--- INSTRUCTIONS FOR THE TASK ---
Copy every line of the following data that includes the string "Request".
-- Begin --
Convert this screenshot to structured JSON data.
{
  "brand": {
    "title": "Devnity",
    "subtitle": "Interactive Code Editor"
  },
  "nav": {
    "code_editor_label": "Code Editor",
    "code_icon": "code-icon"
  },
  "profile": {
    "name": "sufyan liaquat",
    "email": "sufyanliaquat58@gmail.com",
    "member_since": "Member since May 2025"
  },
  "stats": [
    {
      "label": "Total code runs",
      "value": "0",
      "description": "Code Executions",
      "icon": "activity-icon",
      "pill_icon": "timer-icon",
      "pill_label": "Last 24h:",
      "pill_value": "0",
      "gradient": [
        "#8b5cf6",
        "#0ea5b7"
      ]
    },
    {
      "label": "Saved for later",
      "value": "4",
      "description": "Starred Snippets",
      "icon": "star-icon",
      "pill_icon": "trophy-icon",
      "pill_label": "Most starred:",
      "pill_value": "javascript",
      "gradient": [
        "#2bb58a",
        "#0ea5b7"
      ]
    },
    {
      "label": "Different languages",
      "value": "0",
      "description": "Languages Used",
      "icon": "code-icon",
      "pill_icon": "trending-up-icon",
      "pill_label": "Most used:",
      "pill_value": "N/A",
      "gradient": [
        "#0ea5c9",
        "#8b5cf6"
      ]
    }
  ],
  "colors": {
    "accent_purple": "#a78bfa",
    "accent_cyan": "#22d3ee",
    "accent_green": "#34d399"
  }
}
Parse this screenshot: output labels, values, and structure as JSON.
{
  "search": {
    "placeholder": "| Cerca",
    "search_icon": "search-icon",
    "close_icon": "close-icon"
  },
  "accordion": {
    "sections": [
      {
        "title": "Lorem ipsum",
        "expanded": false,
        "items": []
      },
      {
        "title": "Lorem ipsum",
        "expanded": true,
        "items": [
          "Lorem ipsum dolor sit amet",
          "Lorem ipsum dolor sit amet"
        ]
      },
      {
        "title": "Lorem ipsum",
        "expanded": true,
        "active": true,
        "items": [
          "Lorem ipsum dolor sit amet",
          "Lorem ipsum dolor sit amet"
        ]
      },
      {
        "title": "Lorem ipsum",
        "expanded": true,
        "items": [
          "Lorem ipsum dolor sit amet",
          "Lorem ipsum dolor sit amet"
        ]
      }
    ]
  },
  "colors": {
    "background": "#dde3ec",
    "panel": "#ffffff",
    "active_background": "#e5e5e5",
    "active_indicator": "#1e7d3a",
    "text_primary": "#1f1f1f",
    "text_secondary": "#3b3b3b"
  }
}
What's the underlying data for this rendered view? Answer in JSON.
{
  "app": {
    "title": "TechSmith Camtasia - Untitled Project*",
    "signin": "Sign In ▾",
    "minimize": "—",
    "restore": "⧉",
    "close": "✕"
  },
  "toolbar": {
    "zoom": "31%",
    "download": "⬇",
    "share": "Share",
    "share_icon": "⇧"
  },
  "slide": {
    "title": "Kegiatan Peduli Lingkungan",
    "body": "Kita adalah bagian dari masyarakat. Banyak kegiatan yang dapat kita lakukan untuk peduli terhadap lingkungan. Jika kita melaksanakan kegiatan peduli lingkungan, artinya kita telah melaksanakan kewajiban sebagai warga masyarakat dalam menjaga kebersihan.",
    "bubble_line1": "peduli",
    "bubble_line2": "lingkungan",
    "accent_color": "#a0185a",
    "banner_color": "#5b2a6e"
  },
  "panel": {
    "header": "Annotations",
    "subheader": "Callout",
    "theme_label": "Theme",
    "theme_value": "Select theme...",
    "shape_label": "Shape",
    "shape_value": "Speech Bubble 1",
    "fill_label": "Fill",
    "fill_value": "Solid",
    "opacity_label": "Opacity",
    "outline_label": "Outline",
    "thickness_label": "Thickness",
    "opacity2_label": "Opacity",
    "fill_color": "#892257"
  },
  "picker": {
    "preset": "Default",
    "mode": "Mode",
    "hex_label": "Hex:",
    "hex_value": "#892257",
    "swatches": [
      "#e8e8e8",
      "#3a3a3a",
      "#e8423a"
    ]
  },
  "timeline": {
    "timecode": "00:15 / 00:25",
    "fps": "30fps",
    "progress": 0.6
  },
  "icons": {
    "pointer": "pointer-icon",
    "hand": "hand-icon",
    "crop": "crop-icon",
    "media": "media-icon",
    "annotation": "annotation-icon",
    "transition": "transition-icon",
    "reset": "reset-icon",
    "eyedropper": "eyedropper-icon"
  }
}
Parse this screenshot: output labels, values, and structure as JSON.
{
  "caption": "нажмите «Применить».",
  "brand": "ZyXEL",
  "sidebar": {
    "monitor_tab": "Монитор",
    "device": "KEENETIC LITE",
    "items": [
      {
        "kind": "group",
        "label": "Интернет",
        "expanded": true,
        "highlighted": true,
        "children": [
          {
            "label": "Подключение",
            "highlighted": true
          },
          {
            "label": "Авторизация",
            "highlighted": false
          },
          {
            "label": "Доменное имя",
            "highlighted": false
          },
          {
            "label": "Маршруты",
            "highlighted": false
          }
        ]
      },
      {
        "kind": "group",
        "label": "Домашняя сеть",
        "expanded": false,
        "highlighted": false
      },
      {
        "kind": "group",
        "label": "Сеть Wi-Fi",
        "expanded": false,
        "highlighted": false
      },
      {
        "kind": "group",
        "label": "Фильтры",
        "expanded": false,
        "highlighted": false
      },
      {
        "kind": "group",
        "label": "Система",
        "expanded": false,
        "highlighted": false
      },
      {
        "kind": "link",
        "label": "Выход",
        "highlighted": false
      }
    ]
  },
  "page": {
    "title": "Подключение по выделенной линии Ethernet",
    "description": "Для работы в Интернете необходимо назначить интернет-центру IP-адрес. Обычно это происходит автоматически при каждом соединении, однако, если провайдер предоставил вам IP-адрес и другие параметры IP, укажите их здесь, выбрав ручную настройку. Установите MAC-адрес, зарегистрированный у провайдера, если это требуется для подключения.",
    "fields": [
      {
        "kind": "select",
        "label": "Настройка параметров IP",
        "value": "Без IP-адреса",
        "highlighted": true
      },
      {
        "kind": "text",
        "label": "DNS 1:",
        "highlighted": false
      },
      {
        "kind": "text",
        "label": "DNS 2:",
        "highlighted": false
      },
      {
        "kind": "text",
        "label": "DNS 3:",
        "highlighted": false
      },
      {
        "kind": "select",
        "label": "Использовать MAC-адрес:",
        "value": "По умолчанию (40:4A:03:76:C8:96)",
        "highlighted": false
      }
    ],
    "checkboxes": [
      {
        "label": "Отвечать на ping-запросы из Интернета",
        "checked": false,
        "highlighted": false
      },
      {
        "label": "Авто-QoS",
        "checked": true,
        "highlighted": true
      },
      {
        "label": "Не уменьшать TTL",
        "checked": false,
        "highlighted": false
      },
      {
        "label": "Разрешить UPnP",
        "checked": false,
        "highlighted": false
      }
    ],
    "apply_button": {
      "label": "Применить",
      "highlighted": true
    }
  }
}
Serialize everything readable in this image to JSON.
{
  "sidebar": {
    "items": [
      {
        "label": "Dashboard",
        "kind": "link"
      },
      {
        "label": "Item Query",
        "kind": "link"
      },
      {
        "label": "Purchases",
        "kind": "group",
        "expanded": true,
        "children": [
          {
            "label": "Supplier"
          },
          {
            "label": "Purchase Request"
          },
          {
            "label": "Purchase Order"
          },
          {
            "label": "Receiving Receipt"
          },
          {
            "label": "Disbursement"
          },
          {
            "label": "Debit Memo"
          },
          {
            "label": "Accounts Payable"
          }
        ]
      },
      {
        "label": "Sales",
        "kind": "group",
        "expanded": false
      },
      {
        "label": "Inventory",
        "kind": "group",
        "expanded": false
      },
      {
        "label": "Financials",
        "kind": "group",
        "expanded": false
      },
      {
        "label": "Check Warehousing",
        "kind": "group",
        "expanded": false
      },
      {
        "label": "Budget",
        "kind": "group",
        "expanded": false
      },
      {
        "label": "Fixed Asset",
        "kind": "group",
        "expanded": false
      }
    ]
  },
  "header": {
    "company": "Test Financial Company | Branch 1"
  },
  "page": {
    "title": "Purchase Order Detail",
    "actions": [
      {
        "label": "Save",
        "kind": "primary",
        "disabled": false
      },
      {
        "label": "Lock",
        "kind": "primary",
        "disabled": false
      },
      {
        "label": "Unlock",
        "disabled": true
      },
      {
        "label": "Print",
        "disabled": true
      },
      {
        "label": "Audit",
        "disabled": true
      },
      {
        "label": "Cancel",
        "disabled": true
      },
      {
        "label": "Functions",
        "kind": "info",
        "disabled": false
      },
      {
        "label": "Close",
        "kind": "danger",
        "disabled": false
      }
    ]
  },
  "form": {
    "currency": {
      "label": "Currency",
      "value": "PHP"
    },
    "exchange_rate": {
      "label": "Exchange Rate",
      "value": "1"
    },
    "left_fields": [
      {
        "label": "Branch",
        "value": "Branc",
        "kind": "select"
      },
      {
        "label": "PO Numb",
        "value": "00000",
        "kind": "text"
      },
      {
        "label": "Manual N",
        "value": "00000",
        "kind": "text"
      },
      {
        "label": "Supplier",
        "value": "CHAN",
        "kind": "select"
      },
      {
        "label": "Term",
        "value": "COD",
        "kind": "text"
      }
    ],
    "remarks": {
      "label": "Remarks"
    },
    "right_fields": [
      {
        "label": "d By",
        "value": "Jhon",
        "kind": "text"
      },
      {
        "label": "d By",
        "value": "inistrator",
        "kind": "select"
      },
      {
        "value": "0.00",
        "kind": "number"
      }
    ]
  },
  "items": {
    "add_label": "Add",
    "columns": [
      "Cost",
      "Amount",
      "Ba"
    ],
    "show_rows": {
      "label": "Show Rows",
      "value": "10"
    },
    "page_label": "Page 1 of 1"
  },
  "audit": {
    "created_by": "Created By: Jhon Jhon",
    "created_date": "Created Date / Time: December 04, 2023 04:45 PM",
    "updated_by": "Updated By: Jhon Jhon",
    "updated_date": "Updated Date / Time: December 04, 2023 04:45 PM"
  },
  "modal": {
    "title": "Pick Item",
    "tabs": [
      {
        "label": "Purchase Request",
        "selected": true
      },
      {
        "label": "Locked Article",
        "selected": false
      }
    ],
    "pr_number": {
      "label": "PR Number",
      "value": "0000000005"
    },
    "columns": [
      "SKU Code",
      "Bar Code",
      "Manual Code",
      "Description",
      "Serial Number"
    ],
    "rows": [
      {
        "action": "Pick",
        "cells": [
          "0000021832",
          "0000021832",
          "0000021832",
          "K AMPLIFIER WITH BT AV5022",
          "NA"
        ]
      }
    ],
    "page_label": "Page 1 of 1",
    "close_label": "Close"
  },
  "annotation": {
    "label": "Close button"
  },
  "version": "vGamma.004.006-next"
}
-- End --
--- SOLUTION TO THIS PROBLEM ---
            "label": "Purchase Request"
        "label": "Purchase Request",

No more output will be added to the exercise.